▶ **WHAT YOU NEED TO DO**: Copy every one of the entries below, word for word and line for line.

* Begin INFORMATION SUPPLIED *

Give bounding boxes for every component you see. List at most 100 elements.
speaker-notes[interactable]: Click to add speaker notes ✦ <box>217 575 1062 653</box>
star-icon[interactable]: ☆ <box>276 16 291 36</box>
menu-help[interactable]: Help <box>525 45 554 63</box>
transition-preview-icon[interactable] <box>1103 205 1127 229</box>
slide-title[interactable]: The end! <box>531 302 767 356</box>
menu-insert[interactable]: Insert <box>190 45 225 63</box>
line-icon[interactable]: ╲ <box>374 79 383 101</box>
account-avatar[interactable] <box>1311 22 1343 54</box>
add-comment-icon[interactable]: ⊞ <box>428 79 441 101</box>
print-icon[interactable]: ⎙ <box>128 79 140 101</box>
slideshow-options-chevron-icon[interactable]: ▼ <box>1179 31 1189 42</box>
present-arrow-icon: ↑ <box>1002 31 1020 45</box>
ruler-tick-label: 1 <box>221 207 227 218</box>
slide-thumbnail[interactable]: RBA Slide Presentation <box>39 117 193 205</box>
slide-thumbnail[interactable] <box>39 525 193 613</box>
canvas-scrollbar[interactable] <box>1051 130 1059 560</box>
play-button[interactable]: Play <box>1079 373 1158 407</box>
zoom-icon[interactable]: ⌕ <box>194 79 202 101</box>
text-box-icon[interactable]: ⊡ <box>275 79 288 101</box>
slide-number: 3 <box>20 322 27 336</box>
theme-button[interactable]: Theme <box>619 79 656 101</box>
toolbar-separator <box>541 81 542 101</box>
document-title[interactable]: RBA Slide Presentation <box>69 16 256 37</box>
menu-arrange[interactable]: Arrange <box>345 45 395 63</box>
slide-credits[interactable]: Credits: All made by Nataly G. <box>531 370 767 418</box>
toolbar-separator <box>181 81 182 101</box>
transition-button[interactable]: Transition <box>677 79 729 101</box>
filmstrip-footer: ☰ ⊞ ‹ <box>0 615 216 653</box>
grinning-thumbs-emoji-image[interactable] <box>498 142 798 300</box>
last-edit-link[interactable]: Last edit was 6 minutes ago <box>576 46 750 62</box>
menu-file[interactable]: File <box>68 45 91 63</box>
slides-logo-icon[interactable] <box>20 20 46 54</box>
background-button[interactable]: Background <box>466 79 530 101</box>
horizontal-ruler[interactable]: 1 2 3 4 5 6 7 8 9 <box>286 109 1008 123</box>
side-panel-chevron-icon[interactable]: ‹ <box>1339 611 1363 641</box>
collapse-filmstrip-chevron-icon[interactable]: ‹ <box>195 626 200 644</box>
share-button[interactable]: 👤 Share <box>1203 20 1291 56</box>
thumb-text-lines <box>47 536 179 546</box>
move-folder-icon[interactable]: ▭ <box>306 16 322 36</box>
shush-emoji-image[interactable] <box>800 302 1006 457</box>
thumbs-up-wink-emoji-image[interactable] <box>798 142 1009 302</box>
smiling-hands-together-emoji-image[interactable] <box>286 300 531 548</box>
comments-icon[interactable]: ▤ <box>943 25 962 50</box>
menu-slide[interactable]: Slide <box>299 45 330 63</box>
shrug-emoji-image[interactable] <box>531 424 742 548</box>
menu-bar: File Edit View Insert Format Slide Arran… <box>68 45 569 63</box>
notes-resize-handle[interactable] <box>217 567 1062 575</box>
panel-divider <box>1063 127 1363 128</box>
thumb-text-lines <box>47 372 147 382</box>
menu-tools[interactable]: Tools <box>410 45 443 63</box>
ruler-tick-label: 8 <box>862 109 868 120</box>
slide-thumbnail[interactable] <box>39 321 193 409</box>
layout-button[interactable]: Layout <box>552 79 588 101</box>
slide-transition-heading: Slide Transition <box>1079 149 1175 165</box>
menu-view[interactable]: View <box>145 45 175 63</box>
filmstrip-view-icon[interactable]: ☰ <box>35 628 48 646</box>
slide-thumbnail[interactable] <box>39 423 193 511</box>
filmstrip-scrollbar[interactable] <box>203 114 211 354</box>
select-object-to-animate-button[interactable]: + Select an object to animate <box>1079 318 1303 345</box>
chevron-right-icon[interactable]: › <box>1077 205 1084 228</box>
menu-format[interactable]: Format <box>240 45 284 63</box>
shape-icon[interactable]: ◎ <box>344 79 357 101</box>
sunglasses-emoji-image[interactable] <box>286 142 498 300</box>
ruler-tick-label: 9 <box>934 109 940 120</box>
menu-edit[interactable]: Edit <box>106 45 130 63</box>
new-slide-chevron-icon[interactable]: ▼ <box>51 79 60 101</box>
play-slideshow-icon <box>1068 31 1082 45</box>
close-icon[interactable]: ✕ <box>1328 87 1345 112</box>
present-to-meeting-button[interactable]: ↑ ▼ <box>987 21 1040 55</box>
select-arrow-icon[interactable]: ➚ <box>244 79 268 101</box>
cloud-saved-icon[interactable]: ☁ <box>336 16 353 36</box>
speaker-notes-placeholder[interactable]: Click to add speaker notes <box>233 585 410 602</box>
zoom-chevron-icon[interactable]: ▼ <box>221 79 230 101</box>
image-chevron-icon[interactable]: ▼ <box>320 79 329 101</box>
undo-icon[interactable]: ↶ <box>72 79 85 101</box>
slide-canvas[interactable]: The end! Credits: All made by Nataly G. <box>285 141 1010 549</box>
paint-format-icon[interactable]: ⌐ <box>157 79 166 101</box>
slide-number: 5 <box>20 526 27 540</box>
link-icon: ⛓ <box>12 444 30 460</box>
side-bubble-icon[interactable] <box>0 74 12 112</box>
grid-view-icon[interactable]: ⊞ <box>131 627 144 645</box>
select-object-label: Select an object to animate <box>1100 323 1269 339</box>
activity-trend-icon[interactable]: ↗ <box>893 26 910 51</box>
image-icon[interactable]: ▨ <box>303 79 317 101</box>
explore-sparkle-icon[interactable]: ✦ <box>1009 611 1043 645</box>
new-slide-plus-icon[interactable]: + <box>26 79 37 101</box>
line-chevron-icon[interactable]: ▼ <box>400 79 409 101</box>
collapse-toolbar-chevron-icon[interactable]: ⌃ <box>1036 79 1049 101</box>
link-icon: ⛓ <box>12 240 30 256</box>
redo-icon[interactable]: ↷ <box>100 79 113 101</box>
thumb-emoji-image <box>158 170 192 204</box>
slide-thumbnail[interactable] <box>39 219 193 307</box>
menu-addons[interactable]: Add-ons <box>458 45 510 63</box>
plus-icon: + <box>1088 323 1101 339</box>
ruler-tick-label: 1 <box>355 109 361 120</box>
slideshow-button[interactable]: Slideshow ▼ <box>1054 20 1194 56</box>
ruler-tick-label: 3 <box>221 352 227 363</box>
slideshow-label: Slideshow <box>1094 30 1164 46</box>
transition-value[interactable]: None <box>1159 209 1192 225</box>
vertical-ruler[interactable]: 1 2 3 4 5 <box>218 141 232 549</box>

* End INFORMATION SUPPLIED *

▶ **COMPLETE RESPONSE**:
Give bounding boxes for every component you see. List at most 100 elements.
speaker-notes[interactable]: Click to add speaker notes ✦ <box>217 575 1062 653</box>
star-icon[interactable]: ☆ <box>276 16 291 36</box>
menu-help[interactable]: Help <box>525 45 554 63</box>
transition-preview-icon[interactable] <box>1103 205 1127 229</box>
slide-title[interactable]: The end! <box>531 302 767 356</box>
menu-insert[interactable]: Insert <box>190 45 225 63</box>
line-icon[interactable]: ╲ <box>374 79 383 101</box>
account-avatar[interactable] <box>1311 22 1343 54</box>
add-comment-icon[interactable]: ⊞ <box>428 79 441 101</box>
print-icon[interactable]: ⎙ <box>128 79 140 101</box>
slideshow-options-chevron-icon[interactable]: ▼ <box>1179 31 1189 42</box>
present-arrow-icon: ↑ <box>1002 31 1020 45</box>
ruler-tick-label: 1 <box>221 207 227 218</box>
slide-thumbnail[interactable]: RBA Slide Presentation <box>39 117 193 205</box>
slide-thumbnail[interactable] <box>39 525 193 613</box>
canvas-scrollbar[interactable] <box>1051 130 1059 560</box>
play-button[interactable]: Play <box>1079 373 1158 407</box>
zoom-icon[interactable]: ⌕ <box>194 79 202 101</box>
text-box-icon[interactable]: ⊡ <box>275 79 288 101</box>
slide-number: 3 <box>20 322 27 336</box>
theme-button[interactable]: Theme <box>619 79 656 101</box>
toolbar-separator <box>541 81 542 101</box>
document-title[interactable]: RBA Slide Presentation <box>69 16 256 37</box>
menu-arrange[interactable]: Arrange <box>345 45 395 63</box>
slide-credits[interactable]: Credits: All made by Nataly G. <box>531 370 767 418</box>
toolbar-separator <box>181 81 182 101</box>
transition-button[interactable]: Transition <box>677 79 729 101</box>
filmstrip-footer: ☰ ⊞ ‹ <box>0 615 216 653</box>
grinning-thumbs-emoji-image[interactable] <box>498 142 798 300</box>
last-edit-link[interactable]: Last edit was 6 minutes ago <box>576 46 750 62</box>
menu-file[interactable]: File <box>68 45 91 63</box>
slides-logo-icon[interactable] <box>20 20 46 54</box>
background-button[interactable]: Background <box>466 79 530 101</box>
horizontal-ruler[interactable]: 1 2 3 4 5 6 7 8 9 <box>286 109 1008 123</box>
side-panel-chevron-icon[interactable]: ‹ <box>1339 611 1363 641</box>
collapse-filmstrip-chevron-icon[interactable]: ‹ <box>195 626 200 644</box>
share-button[interactable]: 👤 Share <box>1203 20 1291 56</box>
thumb-text-lines <box>47 536 179 546</box>
move-folder-icon[interactable]: ▭ <box>306 16 322 36</box>
shush-emoji-image[interactable] <box>800 302 1006 457</box>
thumbs-up-wink-emoji-image[interactable] <box>798 142 1009 302</box>
smiling-hands-together-emoji-image[interactable] <box>286 300 531 548</box>
comments-icon[interactable]: ▤ <box>943 25 962 50</box>
menu-slide[interactable]: Slide <box>299 45 330 63</box>
shrug-emoji-image[interactable] <box>531 424 742 548</box>
menu-bar: File Edit View Insert Format Slide Arran… <box>68 45 569 63</box>
notes-resize-handle[interactable] <box>217 567 1062 575</box>
panel-divider <box>1063 127 1363 128</box>
thumb-text-lines <box>47 372 147 382</box>
menu-tools[interactable]: Tools <box>410 45 443 63</box>
ruler-tick-label: 8 <box>862 109 868 120</box>
slide-thumbnail[interactable] <box>39 321 193 409</box>
layout-button[interactable]: Layout <box>552 79 588 101</box>
slide-transition-heading: Slide Transition <box>1079 149 1175 165</box>
menu-view[interactable]: View <box>145 45 175 63</box>
filmstrip-view-icon[interactable]: ☰ <box>35 628 48 646</box>
slide-thumbnail[interactable] <box>39 423 193 511</box>
filmstrip-scrollbar[interactable] <box>203 114 211 354</box>
select-object-to-animate-button[interactable]: + Select an object to animate <box>1079 318 1303 345</box>
chevron-right-icon[interactable]: › <box>1077 205 1084 228</box>
menu-format[interactable]: Format <box>240 45 284 63</box>
shape-icon[interactable]: ◎ <box>344 79 357 101</box>
sunglasses-emoji-image[interactable] <box>286 142 498 300</box>
ruler-tick-label: 9 <box>934 109 940 120</box>
menu-edit[interactable]: Edit <box>106 45 130 63</box>
new-slide-chevron-icon[interactable]: ▼ <box>51 79 60 101</box>
play-slideshow-icon <box>1068 31 1082 45</box>
close-icon[interactable]: ✕ <box>1328 87 1345 112</box>
present-to-meeting-button[interactable]: ↑ ▼ <box>987 21 1040 55</box>
select-arrow-icon[interactable]: ➚ <box>244 79 268 101</box>
cloud-saved-icon[interactable]: ☁ <box>336 16 353 36</box>
speaker-notes-placeholder[interactable]: Click to add speaker notes <box>233 585 410 602</box>
zoom-chevron-icon[interactable]: ▼ <box>221 79 230 101</box>
image-chevron-icon[interactable]: ▼ <box>320 79 329 101</box>
undo-icon[interactable]: ↶ <box>72 79 85 101</box>
slide-canvas[interactable]: The end! Credits: All made by Nataly G. <box>285 141 1010 549</box>
paint-format-icon[interactable]: ⌐ <box>157 79 166 101</box>
slide-number: 5 <box>20 526 27 540</box>
link-icon: ⛓ <box>12 444 30 460</box>
side-bubble-icon[interactable] <box>0 74 12 112</box>
grid-view-icon[interactable]: ⊞ <box>131 627 144 645</box>
select-object-label: Select an object to animate <box>1100 323 1269 339</box>
activity-trend-icon[interactable]: ↗ <box>893 26 910 51</box>
image-icon[interactable]: ▨ <box>303 79 317 101</box>
explore-sparkle-icon[interactable]: ✦ <box>1009 611 1043 645</box>
new-slide-plus-icon[interactable]: + <box>26 79 37 101</box>
line-chevron-icon[interactable]: ▼ <box>400 79 409 101</box>
collapse-toolbar-chevron-icon[interactable]: ⌃ <box>1036 79 1049 101</box>
link-icon: ⛓ <box>12 240 30 256</box>
redo-icon[interactable]: ↷ <box>100 79 113 101</box>
thumb-emoji-image <box>158 170 192 204</box>
slide-thumbnail[interactable] <box>39 219 193 307</box>
menu-addons[interactable]: Add-ons <box>458 45 510 63</box>
plus-icon: + <box>1088 323 1101 339</box>
ruler-tick-label: 1 <box>355 109 361 120</box>
slideshow-button[interactable]: Slideshow ▼ <box>1054 20 1194 56</box>
ruler-tick-label: 3 <box>221 352 227 363</box>
slideshow-label: Slideshow <box>1094 30 1164 46</box>
transition-value[interactable]: None <box>1159 209 1192 225</box>
vertical-ruler[interactable]: 1 2 3 4 5 <box>218 141 232 549</box>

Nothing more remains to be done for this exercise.